- Aangeleverde tekst:
=====

Artikel 13: De slaagregels voor de examens
- Indien de beoordeling van een examen of examenonderdeel door
middel van een cijfer tot uitdrukking wordt gebracht, dan dient aan de cijfers de volgende
betekenis te worden gegeven:
1 |
zeer slecht |
6 |
voldoende |
2 |
slecht |
7 |
ruim voldoende |
3 |
zeer onvoldoende |
8 |
goed |
4 |
onvoldoende |
9 |
zeer goed |
5 |
bijna voldoende |
10 |
uitmuntend |
Een vrijstelling wordt geacht overeen te komen met het cijfer
7.
- De examinandus heeft een onderdeel van het propedeutisch examen met gunstig gevolg
afgelegd indien aan een der volgende voorwaarden is voldaan:
a. zijn werk met het cijfer 6 of hoger is beoordeeld;
b. een practicum met voldoende resultaat is afgesloten.
De examinandus is voor het propedeutisch examen geslaagd, als alle examenonderdelen met
gunstig gevolgd zijn afgelegd. Indien in de lijst van eindcijfers (=ec in de p-examen
tabel) één cijfer 5 voorkomt, terwijl de overige eindcijfers minstens
een voldoende zijn, is de examinandus eveneens geslaagd. Deeltentamens of deelprojecten
worden voor het bepalen van het eindcijfer slechts meegeteld indien zij 5 of hoger zijn.
De examenuitslagcommissie is bevoegd gemotiveerd ten gunste van de examinandus van deze
slaagregels af te wijken indien b.v. studiesnelheid en cijferniveau daartoe aanleiding
geven.
- De examinandus heeft een onderdeel van het afsluitende examen
met gunstig gevolg afgelegd indien aan een der volgende voorwaarden is voldaan:
a. zijn werk met het cijfer 6 of hoger is beoordeeld;
b. een practicum met voldoende resultaat is afgesloten.

=====

- Aangeleverde gegevens:
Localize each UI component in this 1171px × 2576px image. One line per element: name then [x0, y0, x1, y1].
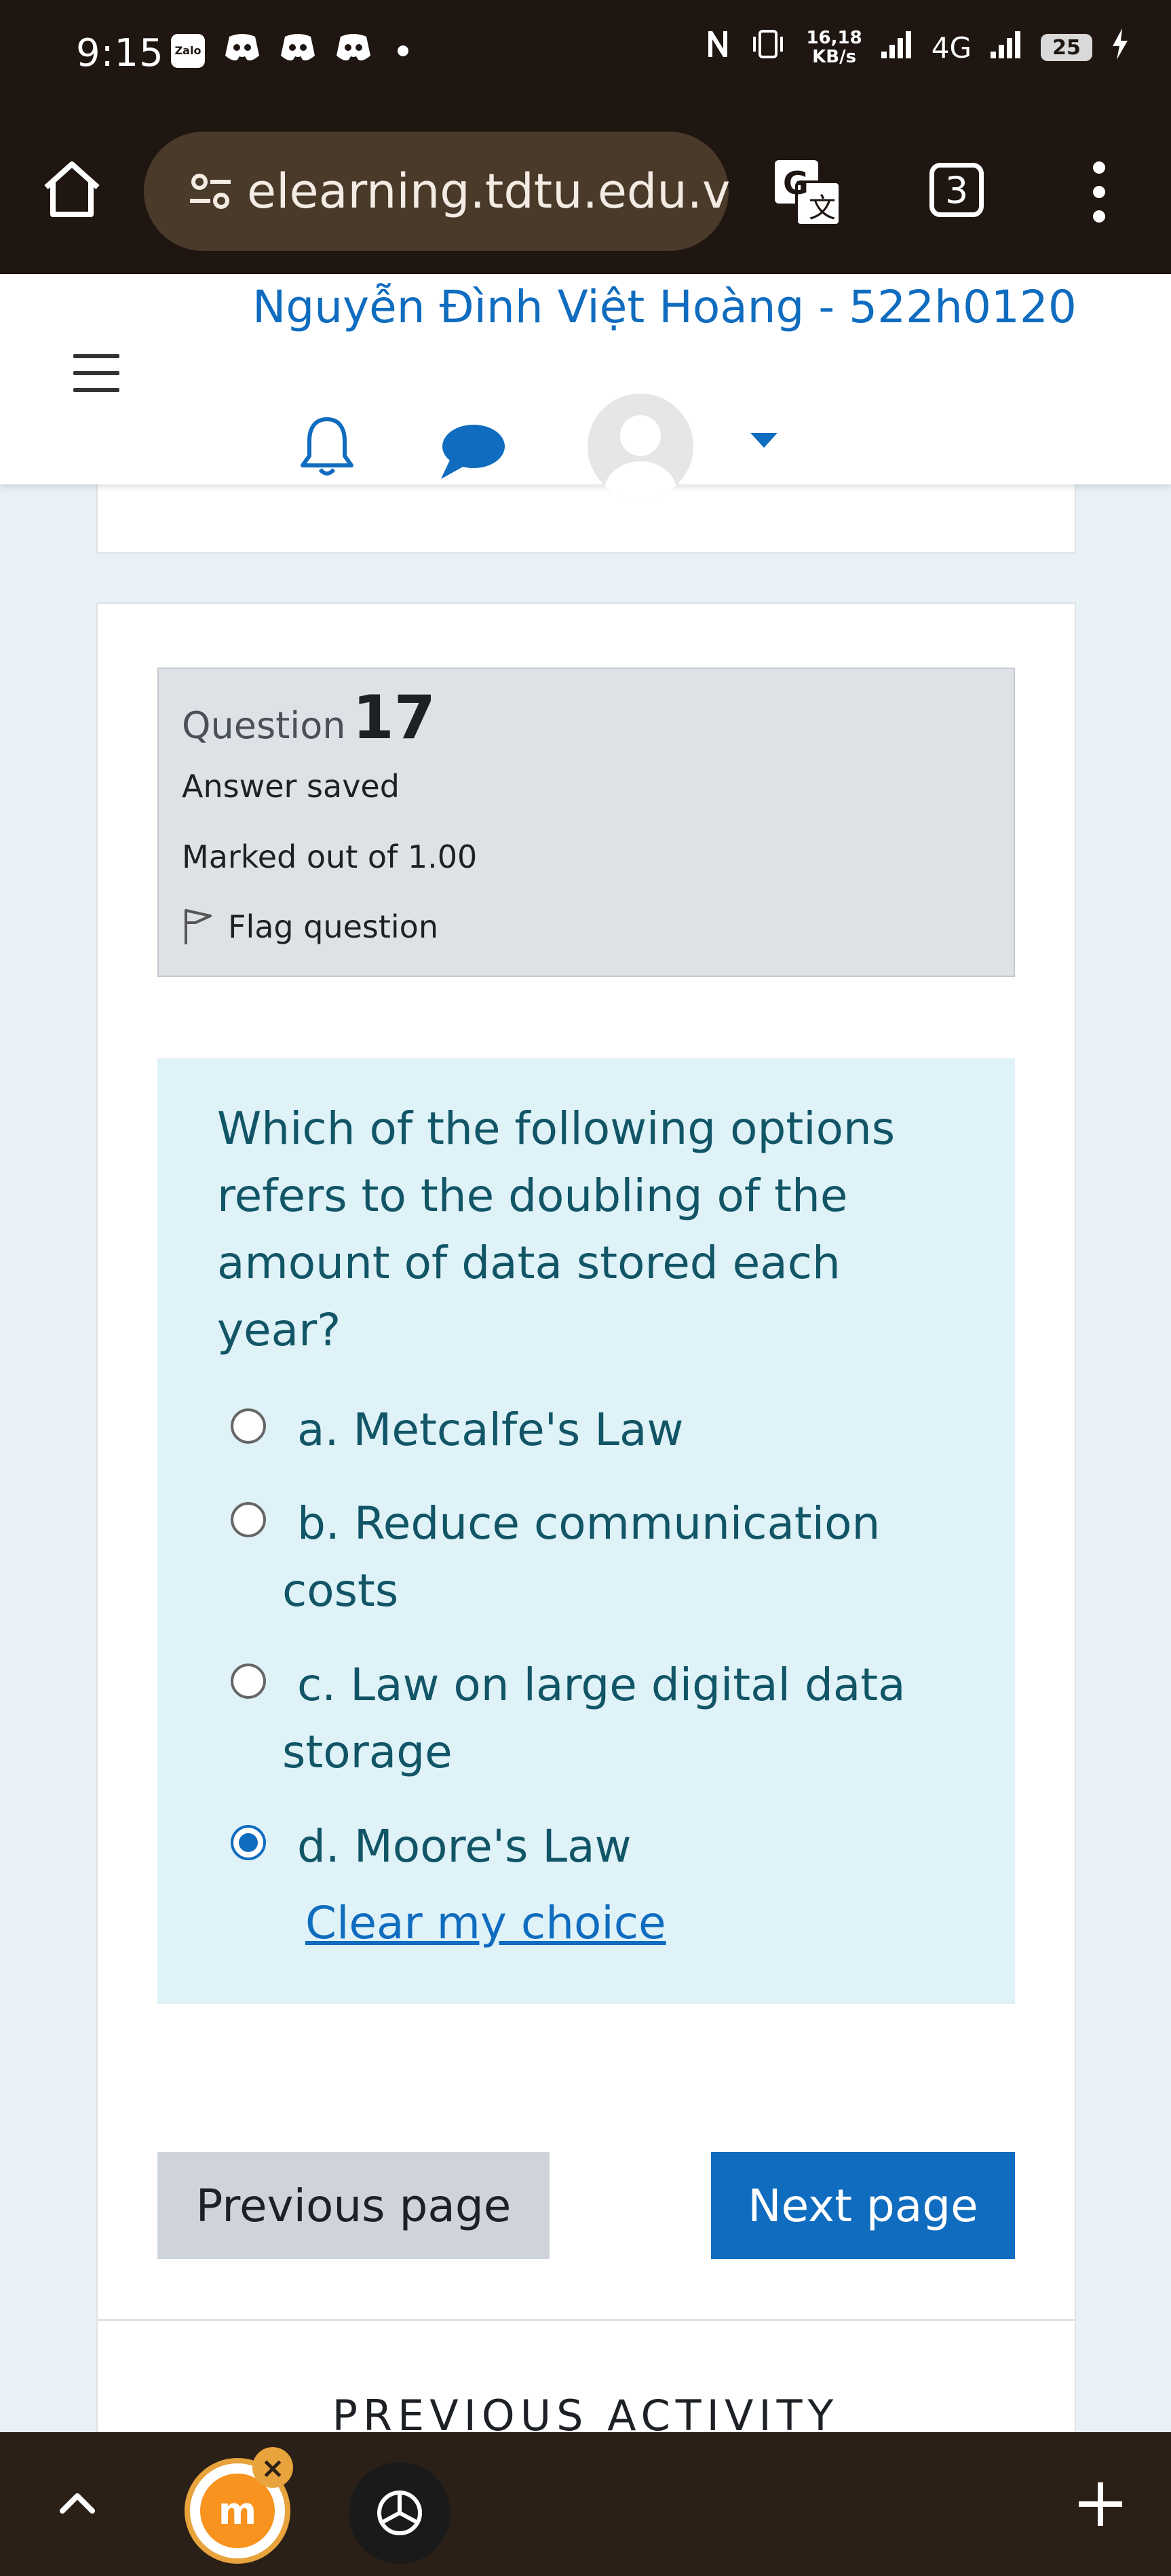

=====

- Uit te voeren opdrachten:
1. Met welk cijfer komt een vrijstelling volgens de slaagregels overeen?
2. Welke betekenissen geven de slaagregels aan de cijfers 1 tot en met 5?
3. Pak de tekst over de slaagregels weer op na de laatste zin en schrijf verder.

- Antwoorden:
1. Met het cijfer 7.

2.
1: zeer slecht
2: slecht
3: zeer onvoldoende
4: onvoldoende
5: bijna voldoende

3.
De examinandus is voor het D1-examen
1997-1998 (2e en 1e helft 3e jaar) geslaagd als alle examenonderdelen
met gunstig gevolg zijn afgelegd. Indien in de lijst van eindcijfers (=ec in de d1-examen
tabel) twee cijfers 5 voorkomen terwijl de overige vakken en practica
minstens met voldoende resultaat zijn afgesloten, is de examinandus eveneens geslaagd.
Deeltentamencijfers worden voor het bepalen van het eindcijfer voor een vak slechts
meegeteld indien zij 5 of hoger zijn. De examenuitslagcommissie is bevoegd gemotiveerd ten
gunste van de examinandus van deze slaagregels af te wijken indien b.v. studiesnelheid en
cijferniveau daartoe aanleiding geven.
De examinandus is voor het D1-examen 1998-1999
(2e jaar) geslaagd als alle examenonderdelen met gunstig gevolg zijn afgelegd. Indien in
de lijst van eindcijfers (=ec in de d1-examen tabel) één cijfer 5
voorkomt, terwijl de overige eindcijfers minstens een voldoende zijn, is de examinandus
eveneens geslaagd. Deeltentamens of deelprojecten worden voor het bepalen van het
eindcijfer slechts meegeteld indien zij 5 of hoger zijn. De examenuitslagcommissie is
bevoegd gemotiveerd ten gunste van de examinandus van deze slaagregels af te wijken indien
b.v. studiesnelheid en cijferniveau daartoe aanleiding geven.
De examinandus heeft een onderdeel van het D2-examen 1997-1998
(2e helft 3e jaar, 4e en 5e jaar) met gunstig gevolg afgelegd indien aan een der volgende
voorwaarden is voldaan:
a. zijn werk met het cijfer 6 of hoger is beoordeeld;
b. een practicum met voldoende resultaat is afgesloten.
De examinandus is voor het D2-examen geslaagd als alle examenonderdelen met gunstig gevolg
zijn afgelegd.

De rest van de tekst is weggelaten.